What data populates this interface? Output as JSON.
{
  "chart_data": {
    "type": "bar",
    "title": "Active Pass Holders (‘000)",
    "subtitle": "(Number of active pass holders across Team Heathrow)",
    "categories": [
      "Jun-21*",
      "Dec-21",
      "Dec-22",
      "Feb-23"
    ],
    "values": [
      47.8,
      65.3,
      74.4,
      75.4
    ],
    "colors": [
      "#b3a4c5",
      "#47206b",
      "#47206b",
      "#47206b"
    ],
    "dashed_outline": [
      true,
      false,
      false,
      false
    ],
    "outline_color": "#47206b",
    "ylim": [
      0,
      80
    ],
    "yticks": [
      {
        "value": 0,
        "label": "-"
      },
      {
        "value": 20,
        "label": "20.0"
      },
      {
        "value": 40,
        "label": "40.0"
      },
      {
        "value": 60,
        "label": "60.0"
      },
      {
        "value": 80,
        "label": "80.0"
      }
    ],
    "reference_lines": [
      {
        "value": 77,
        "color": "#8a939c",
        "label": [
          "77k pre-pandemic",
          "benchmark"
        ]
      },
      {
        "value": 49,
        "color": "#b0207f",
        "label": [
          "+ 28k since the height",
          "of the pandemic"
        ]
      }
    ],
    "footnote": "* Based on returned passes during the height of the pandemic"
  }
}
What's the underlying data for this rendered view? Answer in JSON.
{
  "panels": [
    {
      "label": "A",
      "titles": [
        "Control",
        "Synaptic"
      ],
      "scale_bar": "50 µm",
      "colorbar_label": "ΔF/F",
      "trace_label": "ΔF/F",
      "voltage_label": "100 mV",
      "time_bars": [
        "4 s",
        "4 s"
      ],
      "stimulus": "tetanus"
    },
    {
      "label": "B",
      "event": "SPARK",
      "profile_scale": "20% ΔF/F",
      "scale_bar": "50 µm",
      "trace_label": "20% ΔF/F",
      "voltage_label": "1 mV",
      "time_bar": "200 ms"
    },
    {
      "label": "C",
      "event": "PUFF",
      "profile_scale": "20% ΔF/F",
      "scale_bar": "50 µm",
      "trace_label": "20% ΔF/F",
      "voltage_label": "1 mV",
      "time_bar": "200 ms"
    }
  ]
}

» **Directions**
Starting with the line that contains "What's the underlying", return each line through the last one of the data above, exactly as written and nothing more.

» **Result below**
What's the underlying data for this rendered view? Answer in JSON.
{
  "panels": [
    {
      "label": "A",
      "titles": [
        "Control",
        "Synaptic"
      ],
      "scale_bar": "50 µm",
      "colorbar_label": "ΔF/F",
      "trace_label": "ΔF/F",
      "voltage_label": "100 mV",
      "time_bars": [
        "4 s",
        "4 s"
      ],
      "stimulus": "tetanus"
    },
    {
      "label": "B",
      "event": "SPARK",
      "profile_scale": "20% ΔF/F",
      "scale_bar": "50 µm",
      "trace_label": "20% ΔF/F",
      "voltage_label": "1 mV",
      "time_bar": "200 ms"
    },
    {
      "label": "C",
      "event": "PUFF",
      "profile_scale": "20% ΔF/F",
      "scale_bar": "50 µm",
      "trace_label": "20% ΔF/F",
      "voltage_label": "1 mV",
      "time_bar": "200 ms"
    }
  ]
}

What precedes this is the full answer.